> _Problem description_: Compute the number of lines that include the string "status", then output that number and nothing else.

> _Data in this exercise_:
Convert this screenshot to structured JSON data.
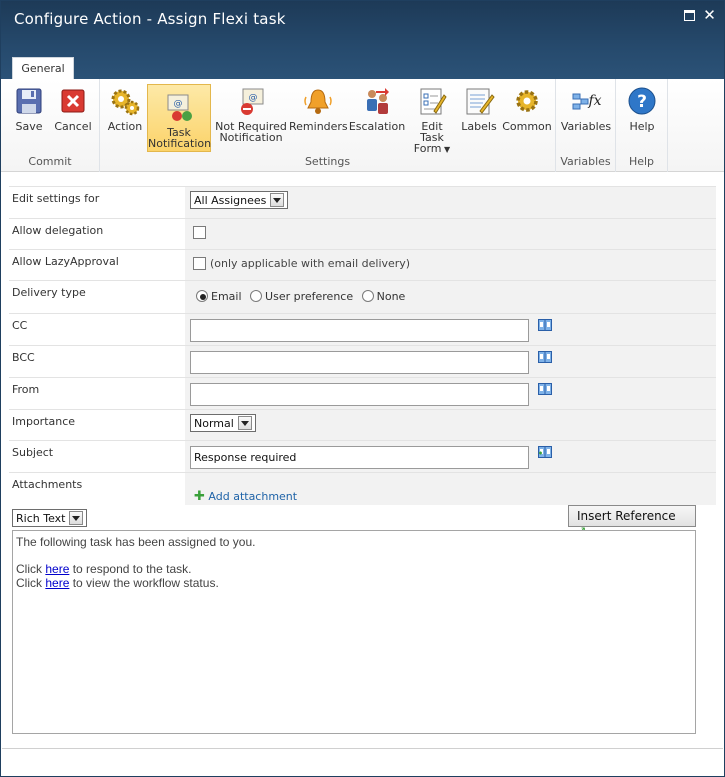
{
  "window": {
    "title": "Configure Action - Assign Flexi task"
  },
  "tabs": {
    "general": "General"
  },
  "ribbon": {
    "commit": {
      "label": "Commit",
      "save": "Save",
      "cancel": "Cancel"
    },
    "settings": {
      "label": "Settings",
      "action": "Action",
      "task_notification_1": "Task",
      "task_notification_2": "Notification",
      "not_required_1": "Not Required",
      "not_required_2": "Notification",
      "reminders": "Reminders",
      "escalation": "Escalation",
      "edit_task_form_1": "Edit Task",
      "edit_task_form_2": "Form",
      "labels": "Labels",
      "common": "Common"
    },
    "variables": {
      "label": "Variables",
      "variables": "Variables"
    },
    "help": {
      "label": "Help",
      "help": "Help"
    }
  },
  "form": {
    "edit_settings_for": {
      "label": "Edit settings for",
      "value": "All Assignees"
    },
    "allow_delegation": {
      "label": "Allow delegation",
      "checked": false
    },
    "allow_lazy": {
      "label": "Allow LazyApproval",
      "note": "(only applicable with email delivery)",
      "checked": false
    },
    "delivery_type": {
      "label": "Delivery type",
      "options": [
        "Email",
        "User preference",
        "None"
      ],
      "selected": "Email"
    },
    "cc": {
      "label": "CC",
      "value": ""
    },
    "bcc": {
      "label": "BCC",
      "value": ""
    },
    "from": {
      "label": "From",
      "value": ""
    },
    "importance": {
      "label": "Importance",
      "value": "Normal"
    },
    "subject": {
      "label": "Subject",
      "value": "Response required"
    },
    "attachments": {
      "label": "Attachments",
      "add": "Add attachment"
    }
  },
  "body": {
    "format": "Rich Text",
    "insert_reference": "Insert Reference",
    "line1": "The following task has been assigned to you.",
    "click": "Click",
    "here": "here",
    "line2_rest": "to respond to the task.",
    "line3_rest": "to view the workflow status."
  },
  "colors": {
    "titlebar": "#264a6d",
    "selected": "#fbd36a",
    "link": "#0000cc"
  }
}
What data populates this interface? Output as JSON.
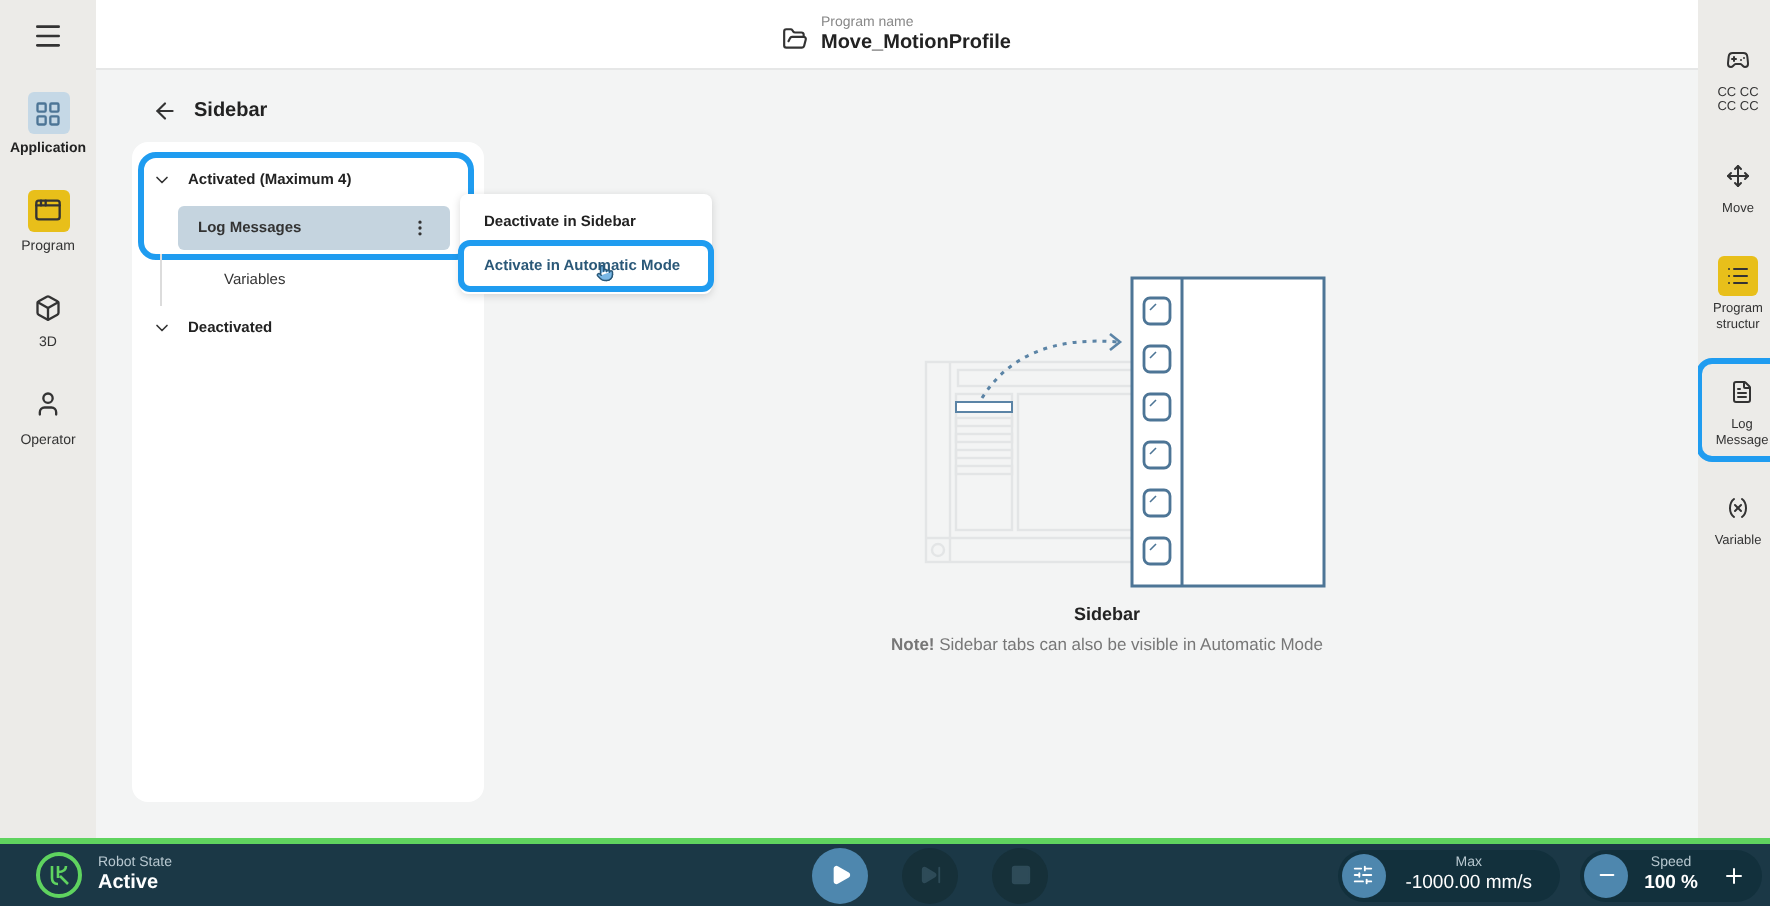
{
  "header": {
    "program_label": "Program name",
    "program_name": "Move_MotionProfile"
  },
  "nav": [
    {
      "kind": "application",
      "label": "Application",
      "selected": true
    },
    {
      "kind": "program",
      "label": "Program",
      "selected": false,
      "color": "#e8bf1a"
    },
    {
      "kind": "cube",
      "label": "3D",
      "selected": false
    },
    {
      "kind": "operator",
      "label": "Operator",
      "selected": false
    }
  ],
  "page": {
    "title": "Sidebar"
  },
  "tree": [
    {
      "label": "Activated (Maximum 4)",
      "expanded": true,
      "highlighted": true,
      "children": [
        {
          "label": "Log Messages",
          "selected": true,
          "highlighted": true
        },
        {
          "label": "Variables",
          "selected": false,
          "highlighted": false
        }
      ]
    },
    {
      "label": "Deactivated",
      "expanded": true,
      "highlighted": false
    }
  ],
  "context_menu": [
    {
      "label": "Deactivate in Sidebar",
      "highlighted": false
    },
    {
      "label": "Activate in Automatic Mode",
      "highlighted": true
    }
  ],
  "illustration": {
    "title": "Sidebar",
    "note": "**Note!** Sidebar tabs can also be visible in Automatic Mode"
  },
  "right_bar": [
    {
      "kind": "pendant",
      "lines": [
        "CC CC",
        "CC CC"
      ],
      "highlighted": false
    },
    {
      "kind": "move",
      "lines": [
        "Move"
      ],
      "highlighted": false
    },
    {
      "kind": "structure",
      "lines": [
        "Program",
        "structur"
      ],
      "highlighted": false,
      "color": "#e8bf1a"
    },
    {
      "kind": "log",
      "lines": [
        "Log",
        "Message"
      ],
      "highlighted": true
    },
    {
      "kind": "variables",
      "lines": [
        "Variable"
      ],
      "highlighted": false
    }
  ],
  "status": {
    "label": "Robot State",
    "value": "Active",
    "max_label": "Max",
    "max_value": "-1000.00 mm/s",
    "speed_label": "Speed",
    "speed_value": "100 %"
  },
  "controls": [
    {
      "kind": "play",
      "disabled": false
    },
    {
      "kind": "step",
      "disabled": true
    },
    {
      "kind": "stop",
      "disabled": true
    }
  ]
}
* * *
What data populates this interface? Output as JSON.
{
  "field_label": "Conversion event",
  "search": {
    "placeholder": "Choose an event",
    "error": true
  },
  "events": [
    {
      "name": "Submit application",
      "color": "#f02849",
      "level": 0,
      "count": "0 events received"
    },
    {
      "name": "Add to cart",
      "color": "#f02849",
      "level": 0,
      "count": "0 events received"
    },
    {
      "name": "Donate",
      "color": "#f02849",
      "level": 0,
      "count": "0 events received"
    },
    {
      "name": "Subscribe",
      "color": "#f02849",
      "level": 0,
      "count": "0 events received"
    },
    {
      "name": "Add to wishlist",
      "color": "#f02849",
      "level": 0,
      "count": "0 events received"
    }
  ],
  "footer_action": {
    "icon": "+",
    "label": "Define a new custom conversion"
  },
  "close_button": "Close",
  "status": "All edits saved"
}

> _Output of the exercise_: 3